▶ YOUR OBJECTIVE
From the listing, collect all lines containing the word "Created".

▶ RECORDED DATA
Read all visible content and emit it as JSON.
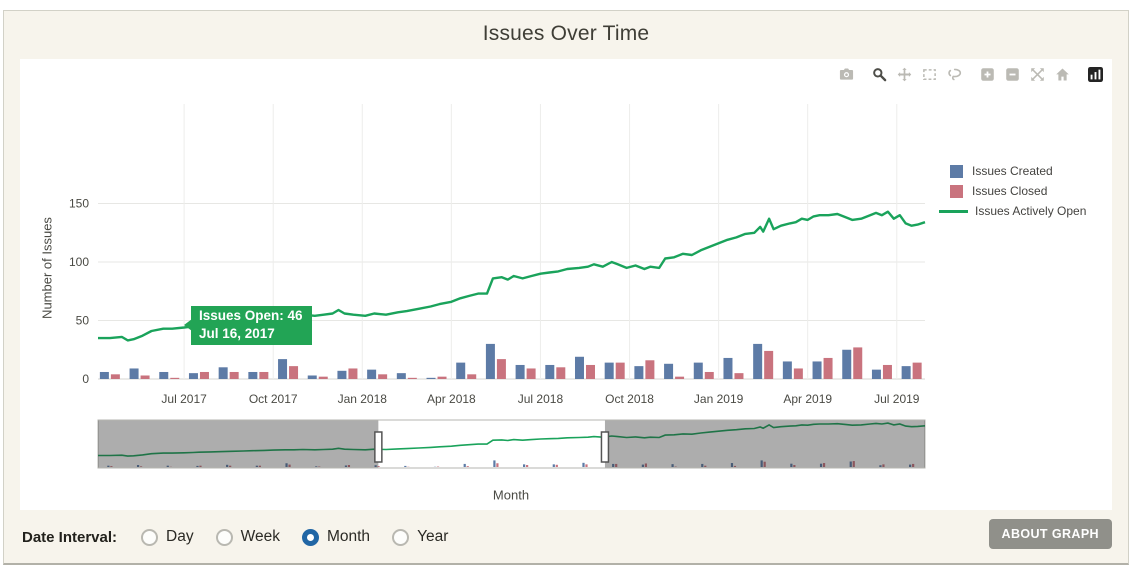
{
  "page": {
    "title": "Issues Over Time",
    "background": "#f7f4ec",
    "about_button_label": "ABOUT GRAPH"
  },
  "modebar": {
    "buttons": [
      "camera",
      "zoom",
      "pan",
      "box-select",
      "lasso-select",
      "zoom-in",
      "zoom-out",
      "autoscale",
      "reset-home",
      "plotly-logo"
    ],
    "active_button": "zoom"
  },
  "legend": {
    "items": [
      {
        "label": "Issues Created",
        "marker": "square",
        "color": "#5d7ba6"
      },
      {
        "label": "Issues Closed",
        "marker": "square",
        "color": "#c9737e"
      },
      {
        "label": "Issues Actively Open",
        "marker": "line",
        "color": "#1aa35b"
      }
    ]
  },
  "tooltip": {
    "line1": "Issues Open: 46",
    "line2": "Jul 16, 2017",
    "bg": "#22a455"
  },
  "controls": {
    "label": "Date Interval:",
    "options": [
      {
        "label": "Day",
        "selected": false
      },
      {
        "label": "Week",
        "selected": false
      },
      {
        "label": "Month",
        "selected": true
      },
      {
        "label": "Year",
        "selected": false
      }
    ],
    "accent": "#2166a5"
  },
  "chart_data": {
    "type": "bar+line",
    "title": "Issues Over Time",
    "xlabel": "Month",
    "ylabel": "Number of Issues",
    "ylim": [
      0,
      160
    ],
    "yticks": [
      0,
      50,
      100,
      150
    ],
    "xticklabels": [
      "Jul 2017",
      "Oct 2017",
      "Jan 2018",
      "Apr 2018",
      "Jul 2018",
      "Oct 2018",
      "Jan 2019",
      "Apr 2019",
      "Jul 2019"
    ],
    "grid": true,
    "legend_position": "right",
    "months": [
      "Apr 2017",
      "May 2017",
      "Jun 2017",
      "Jul 2017",
      "Aug 2017",
      "Sep 2017",
      "Oct 2017",
      "Nov 2017",
      "Dec 2017",
      "Jan 2018",
      "Feb 2018",
      "Mar 2018",
      "Apr 2018",
      "May 2018",
      "Jun 2018",
      "Jul 2018",
      "Aug 2018",
      "Sep 2018",
      "Oct 2018",
      "Nov 2018",
      "Dec 2018",
      "Jan 2019",
      "Feb 2019",
      "Mar 2019",
      "Apr 2019",
      "May 2019",
      "Jun 2019",
      "Jul 2019"
    ],
    "series": [
      {
        "name": "Issues Created",
        "type": "bar",
        "color": "#5d7ba6",
        "values": [
          6,
          9,
          6,
          5,
          10,
          6,
          17,
          3,
          7,
          8,
          5,
          1,
          14,
          30,
          12,
          12,
          19,
          14,
          11,
          13,
          14,
          18,
          30,
          15,
          15,
          25,
          8,
          11
        ]
      },
      {
        "name": "Issues Closed",
        "type": "bar",
        "color": "#c9737e",
        "values": [
          4,
          3,
          1,
          6,
          6,
          6,
          11,
          2,
          9,
          4,
          1,
          2,
          4,
          17,
          9,
          10,
          12,
          14,
          16,
          2,
          6,
          5,
          24,
          9,
          18,
          27,
          12,
          14
        ]
      },
      {
        "name": "Issues Actively Open",
        "type": "line",
        "color": "#1aa35b",
        "points": [
          [
            -0.4,
            35
          ],
          [
            0,
            35
          ],
          [
            0.4,
            36
          ],
          [
            0.6,
            33
          ],
          [
            0.8,
            34
          ],
          [
            1.1,
            37
          ],
          [
            1.4,
            41
          ],
          [
            1.8,
            43
          ],
          [
            2.1,
            43
          ],
          [
            2.5,
            44
          ],
          [
            2.8,
            45
          ],
          [
            3.0,
            46
          ],
          [
            3.4,
            47
          ],
          [
            3.8,
            48
          ],
          [
            4.1,
            49
          ],
          [
            4.5,
            50
          ],
          [
            4.8,
            51
          ],
          [
            5.2,
            52
          ],
          [
            5.5,
            53
          ],
          [
            5.9,
            54
          ],
          [
            6.2,
            54
          ],
          [
            6.5,
            55
          ],
          [
            6.9,
            54
          ],
          [
            7.2,
            55
          ],
          [
            7.5,
            56
          ],
          [
            7.7,
            59
          ],
          [
            7.9,
            56
          ],
          [
            8.2,
            55
          ],
          [
            8.6,
            54
          ],
          [
            8.9,
            56
          ],
          [
            9.3,
            55
          ],
          [
            9.7,
            57
          ],
          [
            10.0,
            58
          ],
          [
            10.4,
            60
          ],
          [
            10.8,
            62
          ],
          [
            11.1,
            64
          ],
          [
            11.5,
            66
          ],
          [
            11.8,
            69
          ],
          [
            12.1,
            71
          ],
          [
            12.4,
            73
          ],
          [
            12.7,
            73
          ],
          [
            12.9,
            86
          ],
          [
            13.2,
            87
          ],
          [
            13.4,
            85
          ],
          [
            13.6,
            88
          ],
          [
            13.9,
            86
          ],
          [
            14.2,
            88
          ],
          [
            14.5,
            90
          ],
          [
            14.8,
            91
          ],
          [
            15.1,
            92
          ],
          [
            15.4,
            94
          ],
          [
            15.8,
            95
          ],
          [
            16.1,
            96
          ],
          [
            16.3,
            98
          ],
          [
            16.6,
            96
          ],
          [
            16.9,
            100
          ],
          [
            17.1,
            98
          ],
          [
            17.4,
            95
          ],
          [
            17.7,
            97
          ],
          [
            18.0,
            94
          ],
          [
            18.2,
            96
          ],
          [
            18.5,
            95
          ],
          [
            18.7,
            103
          ],
          [
            19.0,
            104
          ],
          [
            19.3,
            107
          ],
          [
            19.6,
            106
          ],
          [
            19.9,
            110
          ],
          [
            20.2,
            113
          ],
          [
            20.5,
            116
          ],
          [
            20.8,
            119
          ],
          [
            21.1,
            121
          ],
          [
            21.4,
            124
          ],
          [
            21.7,
            125
          ],
          [
            21.9,
            130
          ],
          [
            22.0,
            126
          ],
          [
            22.2,
            137
          ],
          [
            22.35,
            128
          ],
          [
            22.6,
            131
          ],
          [
            22.9,
            133
          ],
          [
            23.1,
            134
          ],
          [
            23.3,
            137
          ],
          [
            23.5,
            136
          ],
          [
            23.7,
            139
          ],
          [
            23.9,
            140
          ],
          [
            24.2,
            140
          ],
          [
            24.5,
            141
          ],
          [
            24.8,
            138
          ],
          [
            25.0,
            136
          ],
          [
            25.3,
            137
          ],
          [
            25.6,
            140
          ],
          [
            25.8,
            142
          ],
          [
            26.0,
            140
          ],
          [
            26.2,
            143
          ],
          [
            26.4,
            137
          ],
          [
            26.6,
            140
          ],
          [
            26.8,
            133
          ],
          [
            27.0,
            131
          ],
          [
            27.2,
            132
          ],
          [
            27.45,
            134
          ]
        ]
      }
    ],
    "rangeslider": {
      "masked_fractions": [
        [
          0,
          0.339
        ],
        [
          0.613,
          1.0
        ]
      ],
      "handle_fractions": [
        0.339,
        0.613
      ]
    },
    "highlighted_point": {
      "date": "Jul 16, 2017",
      "series": "Issues Actively Open",
      "value": 46
    }
  }
}
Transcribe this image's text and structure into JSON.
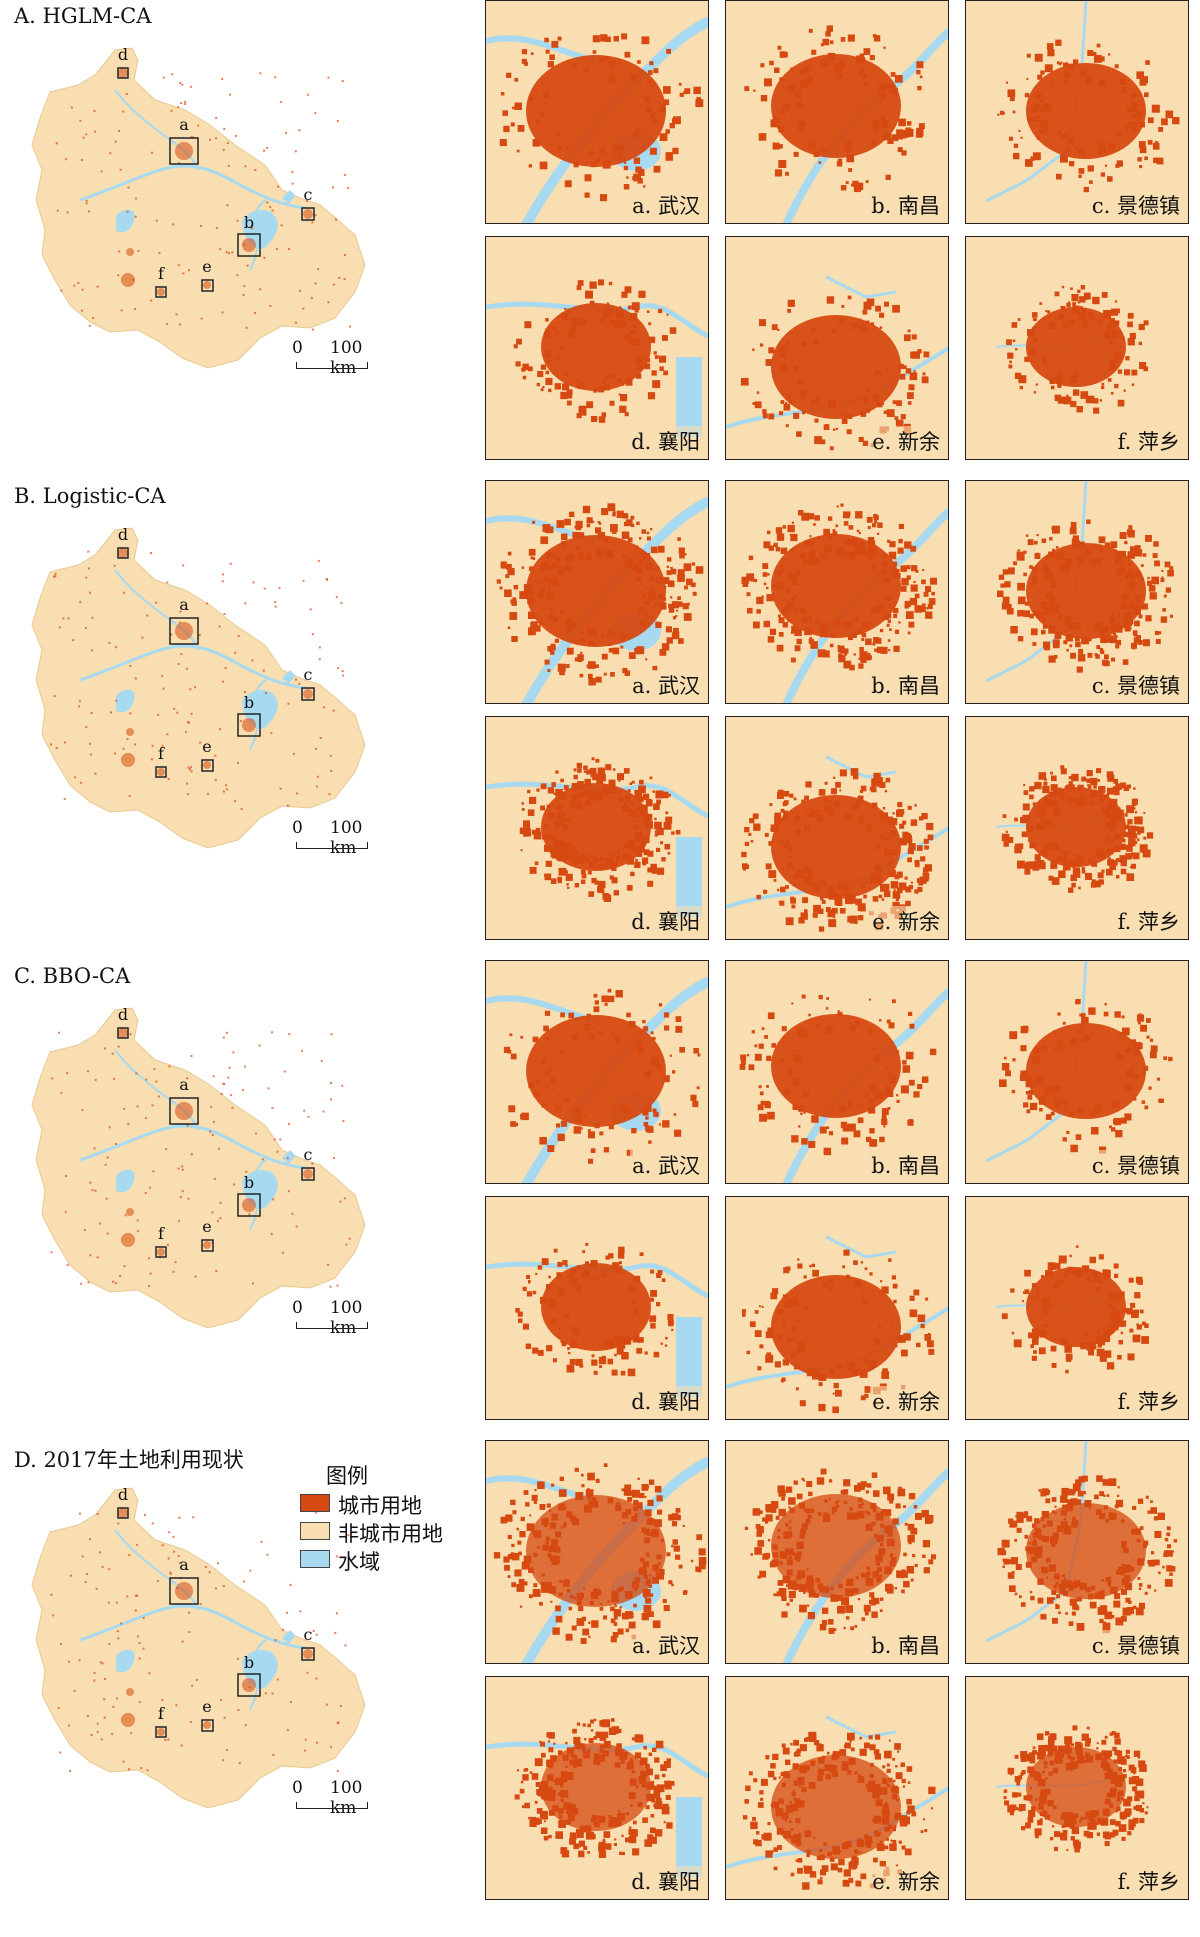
{
  "colors": {
    "urban": "#d64a12",
    "nonurban": "#f8deb0",
    "water": "#a7daf0",
    "outline": "#222222"
  },
  "sections": [
    {
      "title": "A. HGLM-CA"
    },
    {
      "title": "B. Logistic-CA"
    },
    {
      "title": "C. BBO-CA"
    },
    {
      "title": "D. 2017年土地利用现状"
    }
  ],
  "overview_markers": [
    "a",
    "b",
    "c",
    "d",
    "e",
    "f"
  ],
  "scale": {
    "zero": "0",
    "distance": "100 km"
  },
  "panels": [
    {
      "key": "a",
      "label": "a. 武汉"
    },
    {
      "key": "b",
      "label": "b. 南昌"
    },
    {
      "key": "c",
      "label": "c. 景德镇"
    },
    {
      "key": "d",
      "label": "d. 襄阳"
    },
    {
      "key": "e",
      "label": "e. 新余"
    },
    {
      "key": "f",
      "label": "f. 萍乡"
    }
  ],
  "legend": {
    "title": "图例",
    "items": [
      {
        "label": "城市用地",
        "color": "#d64a12"
      },
      {
        "label": "非城市用地",
        "color": "#f8deb0"
      },
      {
        "label": "水域",
        "color": "#a7daf0"
      }
    ]
  }
}
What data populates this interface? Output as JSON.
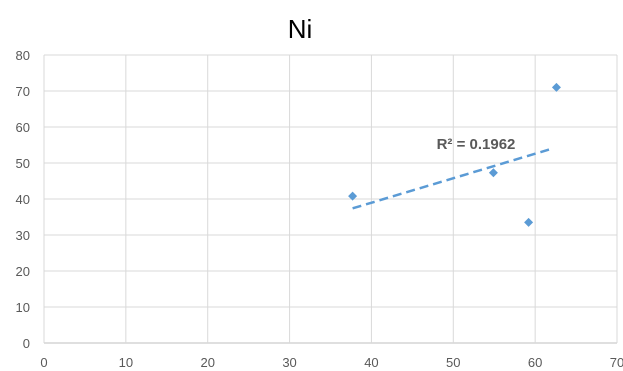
{
  "chart_data": {
    "type": "scatter",
    "title": "Ni",
    "xlabel": "",
    "ylabel": "",
    "xlim": [
      0,
      70
    ],
    "ylim": [
      0,
      80
    ],
    "x_ticks": [
      0,
      10,
      20,
      30,
      40,
      50,
      60,
      70
    ],
    "y_ticks": [
      0,
      10,
      20,
      30,
      40,
      50,
      60,
      70,
      80
    ],
    "grid": true,
    "marker_color": "#5B9BD5",
    "trendline_color": "#5B9BD5",
    "points": [
      {
        "x": 37.7,
        "y": 40.8
      },
      {
        "x": 54.9,
        "y": 47.3
      },
      {
        "x": 59.2,
        "y": 33.5
      },
      {
        "x": 62.6,
        "y": 71.0
      }
    ],
    "trendline": {
      "type": "linear",
      "style": "dashed",
      "from": {
        "x": 37.7,
        "y": 37.4
      },
      "to": {
        "x": 61.8,
        "y": 53.8
      },
      "label": "R² = 0.1962"
    }
  }
}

▶ RESULT OF THE EXERCISE
        "label": "Issues Created",
        "name": "Issues Created",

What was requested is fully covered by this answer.